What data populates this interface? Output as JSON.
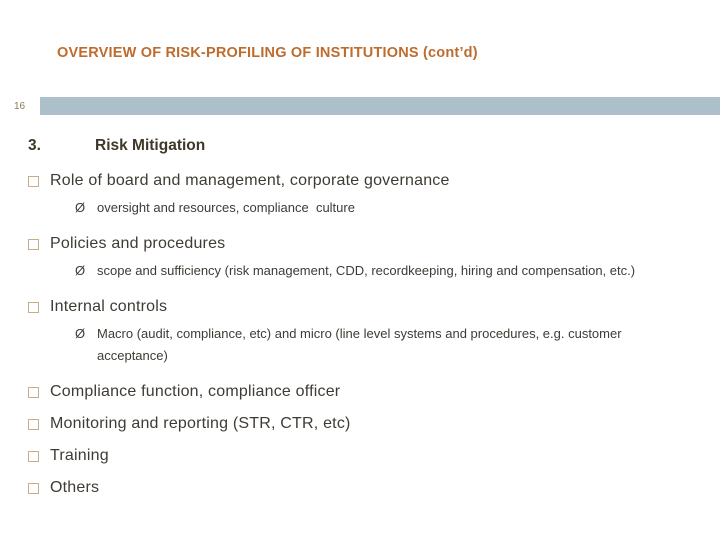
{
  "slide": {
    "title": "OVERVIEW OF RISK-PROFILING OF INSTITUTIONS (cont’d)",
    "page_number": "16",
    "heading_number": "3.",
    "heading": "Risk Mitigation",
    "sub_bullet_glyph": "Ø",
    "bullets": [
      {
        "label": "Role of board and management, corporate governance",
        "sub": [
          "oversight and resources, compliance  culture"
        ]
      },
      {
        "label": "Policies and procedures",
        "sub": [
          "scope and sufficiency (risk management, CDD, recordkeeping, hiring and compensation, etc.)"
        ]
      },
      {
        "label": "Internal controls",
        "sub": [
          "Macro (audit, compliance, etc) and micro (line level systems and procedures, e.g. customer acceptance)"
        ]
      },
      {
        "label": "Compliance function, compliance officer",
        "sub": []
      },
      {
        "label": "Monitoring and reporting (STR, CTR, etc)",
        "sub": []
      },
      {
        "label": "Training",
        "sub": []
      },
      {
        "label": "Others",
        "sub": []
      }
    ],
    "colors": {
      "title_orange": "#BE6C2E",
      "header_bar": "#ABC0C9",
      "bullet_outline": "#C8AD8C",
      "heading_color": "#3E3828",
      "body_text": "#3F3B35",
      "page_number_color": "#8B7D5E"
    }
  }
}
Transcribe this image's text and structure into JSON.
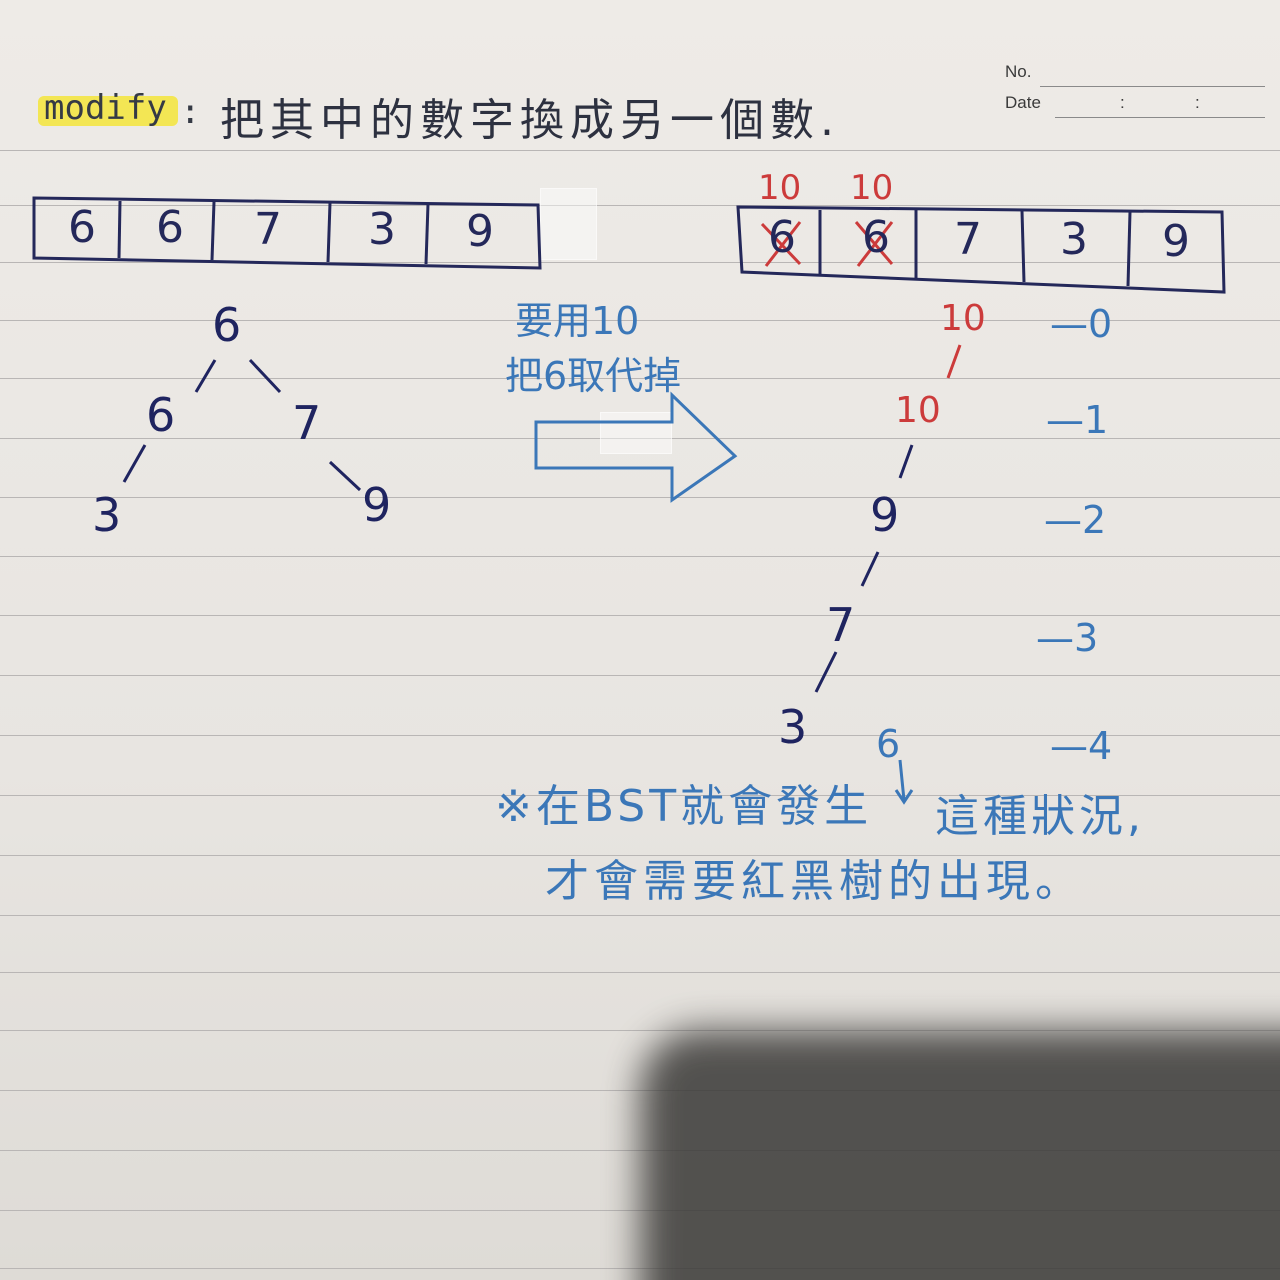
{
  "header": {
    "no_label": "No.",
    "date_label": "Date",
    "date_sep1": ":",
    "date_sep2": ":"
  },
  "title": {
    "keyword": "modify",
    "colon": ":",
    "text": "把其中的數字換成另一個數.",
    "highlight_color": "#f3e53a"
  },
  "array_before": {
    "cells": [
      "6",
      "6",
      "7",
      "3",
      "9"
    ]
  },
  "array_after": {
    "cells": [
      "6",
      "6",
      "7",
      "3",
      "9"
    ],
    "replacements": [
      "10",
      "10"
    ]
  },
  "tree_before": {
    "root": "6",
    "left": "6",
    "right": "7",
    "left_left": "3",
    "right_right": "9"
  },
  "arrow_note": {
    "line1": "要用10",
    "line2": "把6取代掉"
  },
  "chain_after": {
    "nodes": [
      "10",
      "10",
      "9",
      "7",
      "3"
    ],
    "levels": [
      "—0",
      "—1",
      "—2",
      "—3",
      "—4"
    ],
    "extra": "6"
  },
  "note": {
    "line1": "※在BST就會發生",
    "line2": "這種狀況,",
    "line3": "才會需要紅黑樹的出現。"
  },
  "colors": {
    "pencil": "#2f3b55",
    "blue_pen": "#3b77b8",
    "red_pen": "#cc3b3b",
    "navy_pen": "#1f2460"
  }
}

TASK OBJECTIVE:
Reproduce the entries above without change, omitting all pictures.

TASK RESPONSE:
What data populates this interface? Output as JSON.
{
  "slide": {
    "title": "OVERVIEW OF RISK-PROFILING OF INSTITUTIONS (cont’d)",
    "page_number": "16",
    "heading_number": "3.",
    "heading": "Risk Mitigation",
    "sub_bullet_glyph": "Ø",
    "bullets": [
      {
        "label": "Role of board and management, corporate governance",
        "sub": [
          "oversight and resources, compliance  culture"
        ]
      },
      {
        "label": "Policies and procedures",
        "sub": [
          "scope and sufficiency (risk management, CDD, recordkeeping, hiring and compensation, etc.)"
        ]
      },
      {
        "label": "Internal controls",
        "sub": [
          "Macro (audit, compliance, etc) and micro (line level systems and procedures, e.g. customer acceptance)"
        ]
      },
      {
        "label": "Compliance function, compliance officer",
        "sub": []
      },
      {
        "label": "Monitoring and reporting (STR, CTR, etc)",
        "sub": []
      },
      {
        "label": "Training",
        "sub": []
      },
      {
        "label": "Others",
        "sub": []
      }
    ],
    "colors": {
      "title_orange": "#BE6C2E",
      "header_bar": "#ABC0C9",
      "bullet_outline": "#C8AD8C",
      "heading_color": "#3E3828",
      "body_text": "#3F3B35",
      "page_number_color": "#8B7D5E"
    }
  }
}
Transcribe this image's text and structure into JSON.
{
  "header": {
    "no_label": "No.",
    "date_label": "Date",
    "date_sep1": ":",
    "date_sep2": ":"
  },
  "title": {
    "keyword": "modify",
    "colon": ":",
    "text": "把其中的數字換成另一個數.",
    "highlight_color": "#f3e53a"
  },
  "array_before": {
    "cells": [
      "6",
      "6",
      "7",
      "3",
      "9"
    ]
  },
  "array_after": {
    "cells": [
      "6",
      "6",
      "7",
      "3",
      "9"
    ],
    "replacements": [
      "10",
      "10"
    ]
  },
  "tree_before": {
    "root": "6",
    "left": "6",
    "right": "7",
    "left_left": "3",
    "right_right": "9"
  },
  "arrow_note": {
    "line1": "要用10",
    "line2": "把6取代掉"
  },
  "chain_after": {
    "nodes": [
      "10",
      "10",
      "9",
      "7",
      "3"
    ],
    "levels": [
      "—0",
      "—1",
      "—2",
      "—3",
      "—4"
    ],
    "extra": "6"
  },
  "note": {
    "line1": "※在BST就會發生",
    "line2": "這種狀況,",
    "line3": "才會需要紅黑樹的出現。"
  },
  "colors": {
    "pencil": "#2f3b55",
    "blue_pen": "#3b77b8",
    "red_pen": "#cc3b3b",
    "navy_pen": "#1f2460"
  }
}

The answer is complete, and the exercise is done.